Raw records
.....

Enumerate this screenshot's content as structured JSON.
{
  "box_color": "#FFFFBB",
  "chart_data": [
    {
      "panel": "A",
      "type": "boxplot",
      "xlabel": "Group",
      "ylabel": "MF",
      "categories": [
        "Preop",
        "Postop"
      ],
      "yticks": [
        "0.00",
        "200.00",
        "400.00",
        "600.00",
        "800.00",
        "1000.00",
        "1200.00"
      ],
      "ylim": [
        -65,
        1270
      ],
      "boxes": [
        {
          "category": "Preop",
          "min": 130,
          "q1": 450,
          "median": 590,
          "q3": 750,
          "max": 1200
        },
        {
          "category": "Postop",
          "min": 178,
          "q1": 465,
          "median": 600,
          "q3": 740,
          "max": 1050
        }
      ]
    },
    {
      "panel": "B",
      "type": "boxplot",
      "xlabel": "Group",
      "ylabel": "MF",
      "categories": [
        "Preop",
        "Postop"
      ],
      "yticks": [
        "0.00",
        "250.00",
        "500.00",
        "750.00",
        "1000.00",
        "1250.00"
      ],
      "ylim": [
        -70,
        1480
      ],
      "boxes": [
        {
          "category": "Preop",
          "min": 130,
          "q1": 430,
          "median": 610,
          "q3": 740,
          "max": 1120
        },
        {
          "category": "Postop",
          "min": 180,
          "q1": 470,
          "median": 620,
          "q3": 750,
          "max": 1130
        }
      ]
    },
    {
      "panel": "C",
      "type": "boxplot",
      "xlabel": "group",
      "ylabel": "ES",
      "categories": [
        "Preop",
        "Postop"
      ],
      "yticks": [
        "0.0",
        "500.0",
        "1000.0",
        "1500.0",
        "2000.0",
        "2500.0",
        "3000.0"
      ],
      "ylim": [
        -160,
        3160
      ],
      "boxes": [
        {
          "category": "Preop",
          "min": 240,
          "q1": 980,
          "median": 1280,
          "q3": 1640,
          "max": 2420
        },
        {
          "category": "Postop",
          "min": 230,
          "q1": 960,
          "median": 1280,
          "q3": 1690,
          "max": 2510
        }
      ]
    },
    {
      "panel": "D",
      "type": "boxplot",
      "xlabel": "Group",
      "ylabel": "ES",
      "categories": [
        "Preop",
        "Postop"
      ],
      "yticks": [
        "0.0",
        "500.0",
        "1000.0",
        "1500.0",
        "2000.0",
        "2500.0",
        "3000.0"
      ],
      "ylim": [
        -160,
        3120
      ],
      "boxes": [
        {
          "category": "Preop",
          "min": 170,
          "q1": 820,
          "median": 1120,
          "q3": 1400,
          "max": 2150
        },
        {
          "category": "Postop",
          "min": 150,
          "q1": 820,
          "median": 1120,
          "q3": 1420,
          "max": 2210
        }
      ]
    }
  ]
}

.....

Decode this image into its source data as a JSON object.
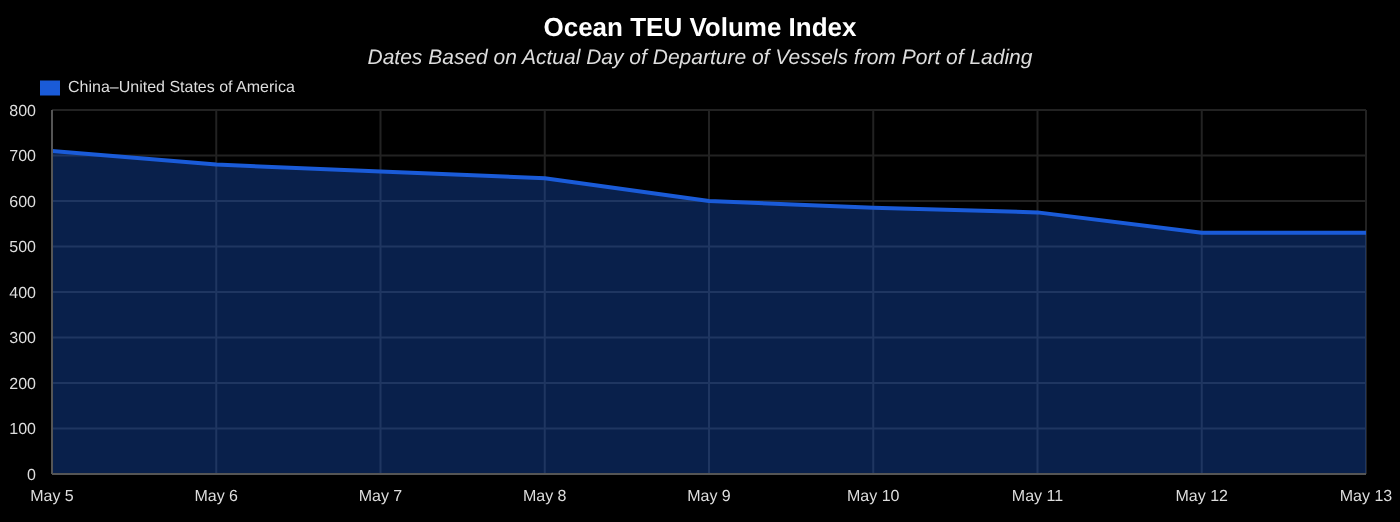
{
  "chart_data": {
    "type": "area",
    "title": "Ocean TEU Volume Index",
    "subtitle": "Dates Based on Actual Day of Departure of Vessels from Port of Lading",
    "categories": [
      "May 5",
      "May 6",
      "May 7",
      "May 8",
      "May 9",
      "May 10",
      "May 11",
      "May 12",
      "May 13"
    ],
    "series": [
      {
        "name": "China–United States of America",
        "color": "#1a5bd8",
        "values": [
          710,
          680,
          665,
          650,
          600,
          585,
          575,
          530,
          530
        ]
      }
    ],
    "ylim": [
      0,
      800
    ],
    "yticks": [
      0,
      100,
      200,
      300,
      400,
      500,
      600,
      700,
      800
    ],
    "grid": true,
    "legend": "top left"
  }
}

.....

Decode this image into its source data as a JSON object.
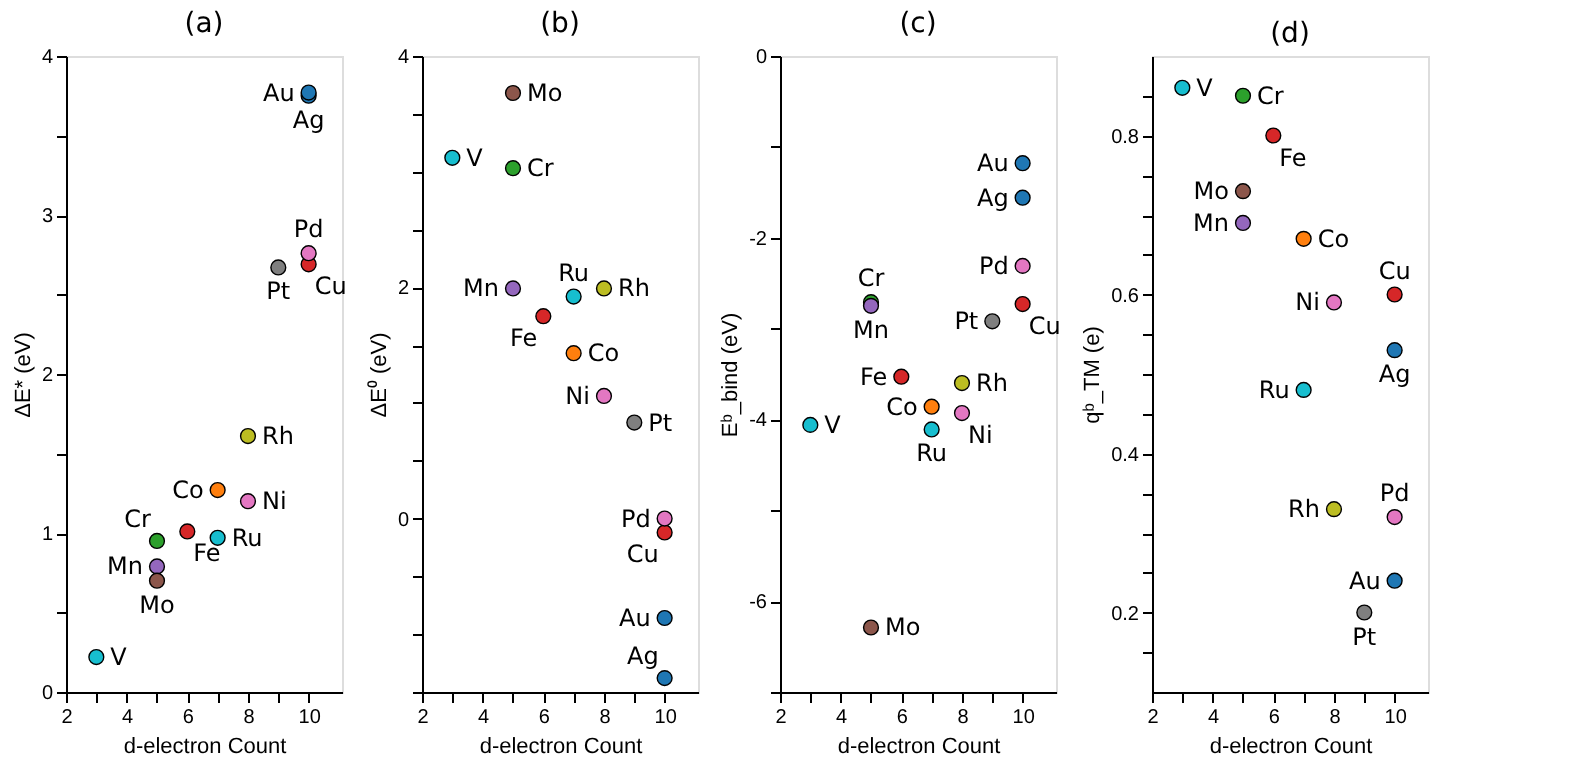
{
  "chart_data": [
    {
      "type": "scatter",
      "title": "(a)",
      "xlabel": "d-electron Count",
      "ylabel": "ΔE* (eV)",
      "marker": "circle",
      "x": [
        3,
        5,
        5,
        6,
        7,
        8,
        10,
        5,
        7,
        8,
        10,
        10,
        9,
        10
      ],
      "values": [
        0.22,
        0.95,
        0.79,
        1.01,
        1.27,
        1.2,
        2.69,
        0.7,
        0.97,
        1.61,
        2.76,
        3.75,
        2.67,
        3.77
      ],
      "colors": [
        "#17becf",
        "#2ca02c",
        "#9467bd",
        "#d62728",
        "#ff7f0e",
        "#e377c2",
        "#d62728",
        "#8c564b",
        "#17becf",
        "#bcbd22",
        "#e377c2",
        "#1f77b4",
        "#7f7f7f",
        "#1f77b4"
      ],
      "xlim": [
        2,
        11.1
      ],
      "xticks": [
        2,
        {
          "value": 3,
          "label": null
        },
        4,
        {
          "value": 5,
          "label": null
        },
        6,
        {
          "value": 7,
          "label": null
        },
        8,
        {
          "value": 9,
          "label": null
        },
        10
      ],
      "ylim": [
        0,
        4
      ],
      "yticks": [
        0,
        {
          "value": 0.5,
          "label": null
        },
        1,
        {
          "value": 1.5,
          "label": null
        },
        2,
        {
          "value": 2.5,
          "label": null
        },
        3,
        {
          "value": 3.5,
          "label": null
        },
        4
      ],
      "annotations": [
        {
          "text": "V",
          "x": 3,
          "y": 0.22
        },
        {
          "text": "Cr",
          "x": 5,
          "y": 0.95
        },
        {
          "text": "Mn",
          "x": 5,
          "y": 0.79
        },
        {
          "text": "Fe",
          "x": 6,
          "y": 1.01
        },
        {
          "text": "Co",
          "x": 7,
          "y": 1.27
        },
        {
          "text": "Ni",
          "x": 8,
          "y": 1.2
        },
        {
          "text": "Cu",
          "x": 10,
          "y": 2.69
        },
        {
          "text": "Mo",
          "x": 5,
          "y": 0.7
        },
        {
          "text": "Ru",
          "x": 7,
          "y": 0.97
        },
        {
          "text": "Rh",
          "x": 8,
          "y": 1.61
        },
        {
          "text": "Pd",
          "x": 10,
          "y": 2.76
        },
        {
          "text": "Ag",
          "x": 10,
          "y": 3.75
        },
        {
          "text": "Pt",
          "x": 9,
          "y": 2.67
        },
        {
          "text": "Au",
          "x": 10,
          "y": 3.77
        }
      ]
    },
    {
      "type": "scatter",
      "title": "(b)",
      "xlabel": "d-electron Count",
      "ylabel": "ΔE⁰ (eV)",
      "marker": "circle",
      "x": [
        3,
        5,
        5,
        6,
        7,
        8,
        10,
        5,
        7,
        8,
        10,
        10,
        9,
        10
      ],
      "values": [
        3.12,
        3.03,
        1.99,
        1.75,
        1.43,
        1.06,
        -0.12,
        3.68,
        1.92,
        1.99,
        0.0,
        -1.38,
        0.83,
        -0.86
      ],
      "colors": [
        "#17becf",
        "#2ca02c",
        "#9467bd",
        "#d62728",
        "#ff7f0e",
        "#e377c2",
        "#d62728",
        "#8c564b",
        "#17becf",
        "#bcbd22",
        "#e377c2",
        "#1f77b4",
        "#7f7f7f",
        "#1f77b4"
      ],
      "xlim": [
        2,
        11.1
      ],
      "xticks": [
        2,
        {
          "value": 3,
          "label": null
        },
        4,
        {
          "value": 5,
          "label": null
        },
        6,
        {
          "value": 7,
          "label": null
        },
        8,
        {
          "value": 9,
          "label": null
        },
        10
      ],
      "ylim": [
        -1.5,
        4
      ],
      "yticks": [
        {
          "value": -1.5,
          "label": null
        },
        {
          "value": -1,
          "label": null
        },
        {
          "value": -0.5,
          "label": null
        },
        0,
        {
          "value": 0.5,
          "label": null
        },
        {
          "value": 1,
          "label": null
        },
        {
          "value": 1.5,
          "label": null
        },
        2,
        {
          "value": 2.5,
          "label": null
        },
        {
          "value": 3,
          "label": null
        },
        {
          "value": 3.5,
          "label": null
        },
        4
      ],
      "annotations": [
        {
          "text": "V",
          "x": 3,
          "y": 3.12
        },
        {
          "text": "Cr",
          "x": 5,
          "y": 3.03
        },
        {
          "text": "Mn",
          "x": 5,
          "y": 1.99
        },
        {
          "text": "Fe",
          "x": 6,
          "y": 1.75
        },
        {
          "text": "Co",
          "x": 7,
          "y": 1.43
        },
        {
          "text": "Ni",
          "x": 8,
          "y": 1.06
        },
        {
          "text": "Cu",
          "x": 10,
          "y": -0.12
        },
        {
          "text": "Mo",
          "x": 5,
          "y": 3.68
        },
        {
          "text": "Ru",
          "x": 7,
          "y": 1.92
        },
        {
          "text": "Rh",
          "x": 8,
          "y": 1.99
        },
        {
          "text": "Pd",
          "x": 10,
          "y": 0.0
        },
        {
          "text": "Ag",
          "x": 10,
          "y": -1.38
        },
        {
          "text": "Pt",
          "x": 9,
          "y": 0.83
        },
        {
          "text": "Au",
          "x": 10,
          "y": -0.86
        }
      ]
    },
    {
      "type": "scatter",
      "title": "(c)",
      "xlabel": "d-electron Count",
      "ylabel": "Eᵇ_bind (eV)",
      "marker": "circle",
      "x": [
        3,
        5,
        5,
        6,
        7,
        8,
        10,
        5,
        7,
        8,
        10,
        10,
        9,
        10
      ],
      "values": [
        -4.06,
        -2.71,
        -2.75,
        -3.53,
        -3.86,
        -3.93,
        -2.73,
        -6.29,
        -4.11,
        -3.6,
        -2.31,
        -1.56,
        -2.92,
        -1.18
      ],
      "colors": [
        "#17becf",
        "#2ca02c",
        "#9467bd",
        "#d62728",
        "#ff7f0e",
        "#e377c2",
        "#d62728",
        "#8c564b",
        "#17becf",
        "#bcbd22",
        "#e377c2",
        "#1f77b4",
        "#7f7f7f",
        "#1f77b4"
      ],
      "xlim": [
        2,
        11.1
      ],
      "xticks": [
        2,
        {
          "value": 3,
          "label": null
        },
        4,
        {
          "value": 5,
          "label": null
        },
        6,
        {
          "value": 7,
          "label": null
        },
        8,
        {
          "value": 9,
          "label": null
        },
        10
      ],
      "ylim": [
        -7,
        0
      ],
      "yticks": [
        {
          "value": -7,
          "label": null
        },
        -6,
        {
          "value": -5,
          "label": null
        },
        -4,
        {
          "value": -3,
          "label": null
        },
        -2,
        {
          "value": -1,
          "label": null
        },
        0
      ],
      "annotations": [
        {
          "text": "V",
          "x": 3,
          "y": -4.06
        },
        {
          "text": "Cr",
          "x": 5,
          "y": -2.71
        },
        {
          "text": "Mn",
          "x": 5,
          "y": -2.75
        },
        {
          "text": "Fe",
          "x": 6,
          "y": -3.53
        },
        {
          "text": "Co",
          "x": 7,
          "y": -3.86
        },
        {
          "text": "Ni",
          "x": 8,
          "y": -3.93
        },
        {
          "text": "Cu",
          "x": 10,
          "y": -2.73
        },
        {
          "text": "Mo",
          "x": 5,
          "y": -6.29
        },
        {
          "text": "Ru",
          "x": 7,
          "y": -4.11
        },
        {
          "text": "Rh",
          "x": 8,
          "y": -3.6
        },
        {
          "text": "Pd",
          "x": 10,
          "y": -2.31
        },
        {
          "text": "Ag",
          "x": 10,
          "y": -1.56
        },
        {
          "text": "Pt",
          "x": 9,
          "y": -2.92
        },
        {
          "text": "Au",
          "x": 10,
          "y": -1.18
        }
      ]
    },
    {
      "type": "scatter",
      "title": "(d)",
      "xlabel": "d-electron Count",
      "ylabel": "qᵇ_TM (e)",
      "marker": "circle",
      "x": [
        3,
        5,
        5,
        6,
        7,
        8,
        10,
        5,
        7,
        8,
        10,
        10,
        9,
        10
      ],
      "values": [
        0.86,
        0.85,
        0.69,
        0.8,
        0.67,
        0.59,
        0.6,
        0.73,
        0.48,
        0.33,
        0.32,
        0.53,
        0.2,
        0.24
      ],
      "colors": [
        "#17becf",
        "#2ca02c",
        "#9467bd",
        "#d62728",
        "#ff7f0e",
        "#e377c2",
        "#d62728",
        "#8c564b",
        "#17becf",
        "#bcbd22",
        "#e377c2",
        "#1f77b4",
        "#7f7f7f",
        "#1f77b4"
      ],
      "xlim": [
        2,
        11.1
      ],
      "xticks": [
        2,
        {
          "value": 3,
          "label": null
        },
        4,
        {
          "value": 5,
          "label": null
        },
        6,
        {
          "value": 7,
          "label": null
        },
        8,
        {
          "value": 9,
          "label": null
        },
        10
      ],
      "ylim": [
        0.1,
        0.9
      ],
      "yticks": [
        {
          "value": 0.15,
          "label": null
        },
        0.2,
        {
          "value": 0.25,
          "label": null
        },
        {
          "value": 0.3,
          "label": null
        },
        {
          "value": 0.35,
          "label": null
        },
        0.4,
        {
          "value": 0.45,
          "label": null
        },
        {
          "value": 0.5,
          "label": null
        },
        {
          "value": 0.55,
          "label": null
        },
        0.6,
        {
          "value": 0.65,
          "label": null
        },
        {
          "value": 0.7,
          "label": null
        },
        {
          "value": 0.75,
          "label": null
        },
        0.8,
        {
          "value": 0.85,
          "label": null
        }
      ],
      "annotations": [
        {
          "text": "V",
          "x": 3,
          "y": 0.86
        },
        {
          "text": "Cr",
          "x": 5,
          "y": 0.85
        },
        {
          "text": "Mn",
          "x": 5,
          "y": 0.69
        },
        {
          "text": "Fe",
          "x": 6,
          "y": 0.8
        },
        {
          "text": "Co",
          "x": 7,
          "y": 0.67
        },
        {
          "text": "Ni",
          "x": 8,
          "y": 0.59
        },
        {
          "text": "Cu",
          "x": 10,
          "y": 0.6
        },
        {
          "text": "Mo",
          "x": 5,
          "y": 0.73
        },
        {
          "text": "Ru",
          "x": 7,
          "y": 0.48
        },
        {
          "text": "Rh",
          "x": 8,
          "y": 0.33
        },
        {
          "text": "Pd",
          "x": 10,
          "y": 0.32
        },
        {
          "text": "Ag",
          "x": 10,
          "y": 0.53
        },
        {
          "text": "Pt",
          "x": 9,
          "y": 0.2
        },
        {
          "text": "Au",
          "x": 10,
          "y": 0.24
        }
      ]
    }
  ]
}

.....

STATED EXERCISE ->
Exactly how many lines of the material contain the word "ylabel"? Write the number alone.

ANSWER TO THE TASK ->
8